## Problem requirements:
Scan the data for lines with "type" and report the count by itself.

Figure record listings:
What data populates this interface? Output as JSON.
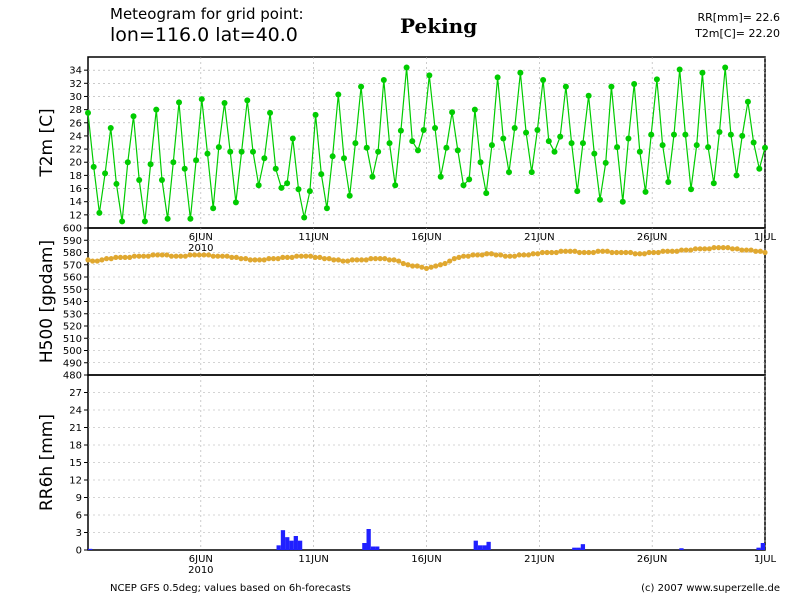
{
  "header": {
    "line1": "Meteogram for grid point:",
    "line2": "lon=116.0  lat=40.0",
    "place": "Peking",
    "rr": "RR[mm]= 22.6",
    "t2m": "T2m[C]= 22.20"
  },
  "footer": {
    "left": "NCEP GFS 0.5deg; values based on 6h-forecasts",
    "right": "(c) 2007 www.superzelle.de"
  },
  "chart_data": [
    {
      "type": "line",
      "ylabel": "T2m [C]",
      "ylim": [
        10,
        36
      ],
      "yticks": [
        12,
        14,
        16,
        18,
        20,
        22,
        24,
        26,
        28,
        30,
        32,
        34
      ],
      "x_start": "2010-06-01 00:00",
      "step_hours": 6,
      "xticks": [
        "6JUN",
        "11JUN",
        "16JUN",
        "21JUN",
        "26JUN",
        "1JUL"
      ],
      "year_label": "2010",
      "color": "#00cc00",
      "grid": true,
      "series": [
        {
          "values": [
            27.5,
            19.3,
            12.3,
            18.3,
            25.2,
            16.7,
            11.0,
            20.0,
            27.0,
            17.3,
            11.0,
            19.7,
            28.0,
            17.3,
            11.4,
            20.0,
            29.1,
            19.0,
            11.4,
            20.3,
            29.6,
            21.3,
            13.0,
            22.3,
            29.0,
            21.6,
            13.9,
            21.6,
            29.4,
            21.6,
            16.5,
            20.6,
            27.5,
            19.0,
            16.1,
            16.8,
            23.6,
            15.9,
            11.6,
            15.6,
            27.2,
            18.2,
            13.0,
            20.9,
            30.3,
            20.6,
            14.9,
            22.9,
            31.5,
            22.2,
            17.8,
            21.6,
            32.5,
            22.9,
            16.5,
            24.8,
            34.4,
            23.2,
            21.8,
            24.9,
            33.2,
            25.2,
            17.8,
            22.2,
            27.6,
            21.8,
            16.5,
            17.4,
            28.0,
            20.0,
            15.3,
            22.6,
            32.9,
            23.6,
            18.5,
            25.2,
            33.6,
            24.5,
            18.5,
            24.9,
            32.5,
            23.2,
            21.6,
            23.9,
            31.5,
            22.9,
            15.6,
            22.9,
            30.1,
            21.3,
            14.3,
            19.9,
            31.5,
            22.3,
            14.0,
            23.6,
            31.9,
            21.6,
            15.5,
            24.2,
            32.6,
            22.6,
            17.0,
            24.2,
            34.1,
            24.2,
            15.9,
            22.6,
            33.6,
            22.3,
            16.8,
            24.6,
            34.4,
            24.2,
            18.0,
            24.0,
            29.2,
            23.0,
            19.0,
            22.2
          ]
        }
      ]
    },
    {
      "type": "line",
      "ylabel": "H500 [gpdam]",
      "ylim": [
        480,
        600
      ],
      "yticks": [
        480,
        490,
        500,
        510,
        520,
        530,
        540,
        550,
        560,
        570,
        580,
        590,
        600
      ],
      "color": "#e0a830",
      "grid": true,
      "series": [
        {
          "values": [
            574,
            573,
            573,
            574,
            575,
            575,
            576,
            576,
            576,
            576,
            577,
            577,
            577,
            577,
            578,
            578,
            578,
            578,
            577,
            577,
            577,
            577,
            578,
            578,
            578,
            578,
            578,
            577,
            577,
            577,
            577,
            576,
            576,
            575,
            575,
            574,
            574,
            574,
            574,
            575,
            575,
            575,
            576,
            576,
            576,
            577,
            577,
            577,
            577,
            576,
            576,
            575,
            575,
            574,
            574,
            573,
            573,
            574,
            574,
            574,
            574,
            575,
            575,
            575,
            575,
            574,
            574,
            573,
            571,
            570,
            569,
            569,
            568,
            567,
            568,
            569,
            570,
            571,
            573,
            575,
            576,
            577,
            577,
            578,
            578,
            578,
            579,
            579,
            578,
            578,
            577,
            577,
            577,
            578,
            578,
            578,
            579,
            579,
            580,
            580,
            580,
            580,
            581,
            581,
            581,
            581,
            580,
            580,
            580,
            580,
            581,
            581,
            581,
            580,
            580,
            580,
            580,
            580,
            579,
            579,
            579,
            580,
            580,
            580,
            581,
            581,
            581,
            581,
            582,
            582,
            582,
            583,
            583,
            583,
            583,
            584,
            584,
            584,
            584,
            583,
            583,
            582,
            582,
            582,
            581,
            581,
            580
          ]
        }
      ]
    },
    {
      "type": "bar",
      "ylabel": "RR6h [mm]",
      "ylim": [
        0,
        30
      ],
      "yticks": [
        0,
        3,
        6,
        9,
        12,
        15,
        18,
        21,
        24,
        27
      ],
      "xticks": [
        "6JUN",
        "11JUN",
        "16JUN",
        "21JUN",
        "26JUN",
        "1JUL"
      ],
      "year_label": "2010",
      "color": "#2020ff",
      "grid": true,
      "series": [
        {
          "values": [
            0.2,
            0,
            0,
            0,
            0,
            0,
            0,
            0,
            0,
            0,
            0,
            0,
            0,
            0,
            0,
            0,
            0,
            0,
            0,
            0,
            0,
            0,
            0,
            0,
            0,
            0,
            0,
            0,
            0,
            0,
            0,
            0,
            0,
            0,
            0,
            0,
            0,
            0,
            0,
            0,
            0,
            0,
            0,
            0,
            0.8,
            3.4,
            2.2,
            1.6,
            2.4,
            1.6,
            0,
            0,
            0,
            0,
            0,
            0,
            0,
            0,
            0,
            0,
            0,
            0,
            0,
            0,
            1.2,
            3.6,
            0.6,
            0.6,
            0,
            0,
            0,
            0,
            0,
            0,
            0,
            0,
            0,
            0,
            0,
            0,
            0,
            0,
            0,
            0,
            0,
            0,
            0,
            0,
            0,
            0,
            1.6,
            0.8,
            0.8,
            1.4,
            0,
            0,
            0,
            0,
            0,
            0,
            0,
            0,
            0,
            0,
            0,
            0,
            0,
            0,
            0,
            0,
            0,
            0,
            0,
            0.4,
            0.4,
            1.0,
            0,
            0,
            0,
            0,
            0,
            0,
            0,
            0,
            0,
            0,
            0,
            0,
            0,
            0,
            0,
            0,
            0,
            0,
            0,
            0,
            0,
            0,
            0.3,
            0,
            0,
            0,
            0,
            0,
            0,
            0,
            0,
            0,
            0,
            0,
            0,
            0,
            0,
            0,
            0,
            0,
            0.4,
            1.2
          ]
        }
      ]
    }
  ]
}
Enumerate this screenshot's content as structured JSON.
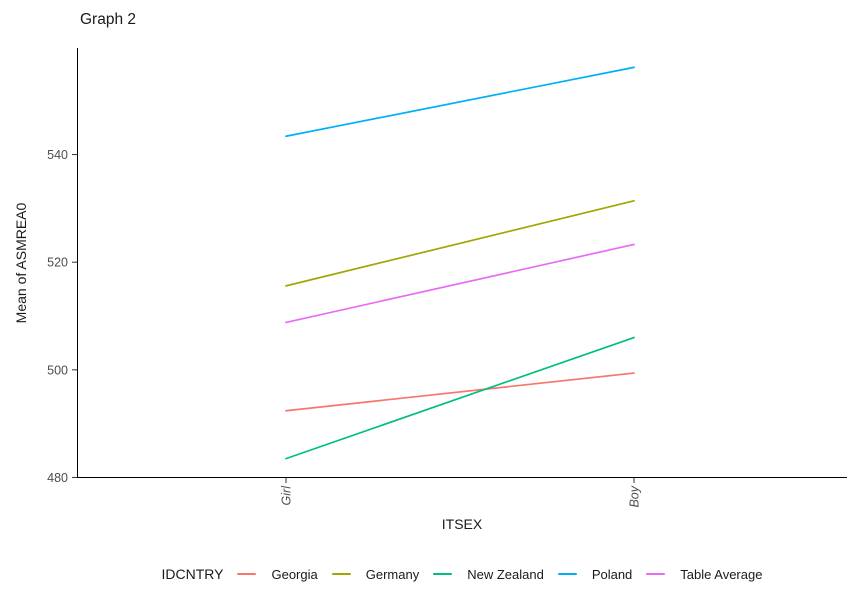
{
  "chart_data": {
    "type": "line",
    "title": "Graph 2",
    "xlabel": "ITSEX",
    "ylabel": "Mean of ASMREA0",
    "categories": [
      "Girl",
      "Boy"
    ],
    "series": [
      {
        "name": "Georgia",
        "values": [
          492.4,
          499.4
        ],
        "color": "#F8766D"
      },
      {
        "name": "Germany",
        "values": [
          515.6,
          531.4
        ],
        "color": "#A3A500"
      },
      {
        "name": "New Zealand",
        "values": [
          483.5,
          506.0
        ],
        "color": "#00BF7D"
      },
      {
        "name": "Poland",
        "values": [
          543.4,
          556.2
        ],
        "color": "#00B0F6"
      },
      {
        "name": "Table Average",
        "values": [
          508.8,
          523.3
        ],
        "color": "#E76BF3"
      }
    ],
    "yticks": [
      480,
      500,
      520,
      540
    ],
    "ylim": [
      479.9,
      559.8
    ],
    "legend_title": "IDCNTRY",
    "legend_position": "bottom",
    "grid": false,
    "background": "#ffffff",
    "axis_color": "#000000",
    "tick_label_color": "#4d4d4d"
  }
}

## Task result:
4